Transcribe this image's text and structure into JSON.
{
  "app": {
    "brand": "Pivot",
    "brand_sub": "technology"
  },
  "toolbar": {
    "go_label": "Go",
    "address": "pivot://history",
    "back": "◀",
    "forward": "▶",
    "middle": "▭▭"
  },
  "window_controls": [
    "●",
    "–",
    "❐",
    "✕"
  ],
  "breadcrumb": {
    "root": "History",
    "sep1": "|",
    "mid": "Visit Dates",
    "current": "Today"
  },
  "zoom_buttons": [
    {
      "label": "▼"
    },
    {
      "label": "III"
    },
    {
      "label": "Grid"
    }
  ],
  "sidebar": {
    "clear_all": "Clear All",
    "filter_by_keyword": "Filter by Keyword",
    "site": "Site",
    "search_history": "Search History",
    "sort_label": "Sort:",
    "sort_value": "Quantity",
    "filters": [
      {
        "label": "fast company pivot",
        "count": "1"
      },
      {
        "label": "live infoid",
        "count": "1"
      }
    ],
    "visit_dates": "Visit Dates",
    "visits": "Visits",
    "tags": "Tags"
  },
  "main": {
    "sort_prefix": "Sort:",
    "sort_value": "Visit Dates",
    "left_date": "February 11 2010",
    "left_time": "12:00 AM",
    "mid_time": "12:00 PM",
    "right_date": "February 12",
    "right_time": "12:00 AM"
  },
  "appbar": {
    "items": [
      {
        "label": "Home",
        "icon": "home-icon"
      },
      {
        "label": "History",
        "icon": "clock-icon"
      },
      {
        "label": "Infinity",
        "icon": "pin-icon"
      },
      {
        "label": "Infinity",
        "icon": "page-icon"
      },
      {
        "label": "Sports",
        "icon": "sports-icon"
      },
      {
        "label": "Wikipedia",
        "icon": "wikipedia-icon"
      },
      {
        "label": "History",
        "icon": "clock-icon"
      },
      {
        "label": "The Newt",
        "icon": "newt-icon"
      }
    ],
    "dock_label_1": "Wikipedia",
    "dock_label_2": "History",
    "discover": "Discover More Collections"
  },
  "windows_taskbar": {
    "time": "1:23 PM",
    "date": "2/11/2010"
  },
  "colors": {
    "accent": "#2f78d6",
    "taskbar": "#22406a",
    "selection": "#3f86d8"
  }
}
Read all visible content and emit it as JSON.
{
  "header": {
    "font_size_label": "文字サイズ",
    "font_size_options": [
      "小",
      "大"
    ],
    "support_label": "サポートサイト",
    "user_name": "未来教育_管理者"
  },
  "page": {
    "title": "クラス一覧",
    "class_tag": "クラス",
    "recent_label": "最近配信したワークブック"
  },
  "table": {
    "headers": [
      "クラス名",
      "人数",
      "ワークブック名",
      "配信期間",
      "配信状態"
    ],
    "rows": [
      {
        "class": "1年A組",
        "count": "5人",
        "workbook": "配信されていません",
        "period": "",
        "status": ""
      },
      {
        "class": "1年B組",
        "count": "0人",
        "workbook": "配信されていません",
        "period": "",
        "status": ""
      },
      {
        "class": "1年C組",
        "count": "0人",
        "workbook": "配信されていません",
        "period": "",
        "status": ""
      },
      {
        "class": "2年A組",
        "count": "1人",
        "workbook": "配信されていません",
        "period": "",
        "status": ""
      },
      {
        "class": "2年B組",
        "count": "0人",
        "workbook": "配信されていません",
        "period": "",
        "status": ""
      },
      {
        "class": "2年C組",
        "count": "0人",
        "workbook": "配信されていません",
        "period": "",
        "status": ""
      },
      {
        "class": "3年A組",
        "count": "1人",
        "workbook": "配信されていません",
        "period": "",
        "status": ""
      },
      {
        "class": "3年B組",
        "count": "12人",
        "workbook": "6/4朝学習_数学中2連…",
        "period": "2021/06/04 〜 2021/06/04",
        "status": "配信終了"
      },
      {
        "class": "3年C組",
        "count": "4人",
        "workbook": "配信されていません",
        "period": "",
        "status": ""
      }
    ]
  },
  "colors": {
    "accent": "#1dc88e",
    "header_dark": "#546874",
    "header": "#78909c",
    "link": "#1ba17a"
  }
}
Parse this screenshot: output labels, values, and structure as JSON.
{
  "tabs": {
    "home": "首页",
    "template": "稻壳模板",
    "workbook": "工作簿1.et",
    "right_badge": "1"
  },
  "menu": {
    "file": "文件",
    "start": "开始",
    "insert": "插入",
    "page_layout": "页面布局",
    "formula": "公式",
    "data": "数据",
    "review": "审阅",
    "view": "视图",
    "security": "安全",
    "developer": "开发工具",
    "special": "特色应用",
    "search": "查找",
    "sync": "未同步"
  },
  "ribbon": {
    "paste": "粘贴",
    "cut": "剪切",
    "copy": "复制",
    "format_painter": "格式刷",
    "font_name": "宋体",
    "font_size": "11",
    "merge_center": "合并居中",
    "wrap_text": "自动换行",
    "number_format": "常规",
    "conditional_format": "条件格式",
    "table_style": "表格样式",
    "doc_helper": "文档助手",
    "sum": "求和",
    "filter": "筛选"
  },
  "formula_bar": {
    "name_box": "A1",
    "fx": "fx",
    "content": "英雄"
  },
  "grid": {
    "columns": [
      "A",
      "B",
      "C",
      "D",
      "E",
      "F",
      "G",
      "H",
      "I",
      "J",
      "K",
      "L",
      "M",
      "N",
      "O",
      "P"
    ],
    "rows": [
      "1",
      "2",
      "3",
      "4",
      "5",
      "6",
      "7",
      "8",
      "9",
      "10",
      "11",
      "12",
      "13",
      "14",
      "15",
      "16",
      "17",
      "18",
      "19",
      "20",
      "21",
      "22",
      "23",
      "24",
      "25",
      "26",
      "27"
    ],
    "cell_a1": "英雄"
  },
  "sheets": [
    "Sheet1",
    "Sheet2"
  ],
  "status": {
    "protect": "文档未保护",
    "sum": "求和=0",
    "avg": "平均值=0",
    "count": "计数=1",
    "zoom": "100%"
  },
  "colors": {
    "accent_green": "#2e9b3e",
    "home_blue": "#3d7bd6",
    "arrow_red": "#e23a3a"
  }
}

------------------------------------------------

Exercise objective
Return each line where "structure" shows up.

Task answer
Transcribe this image's text and structure into JSON.
Parse this screenshot: output labels, values, and structure as JSON.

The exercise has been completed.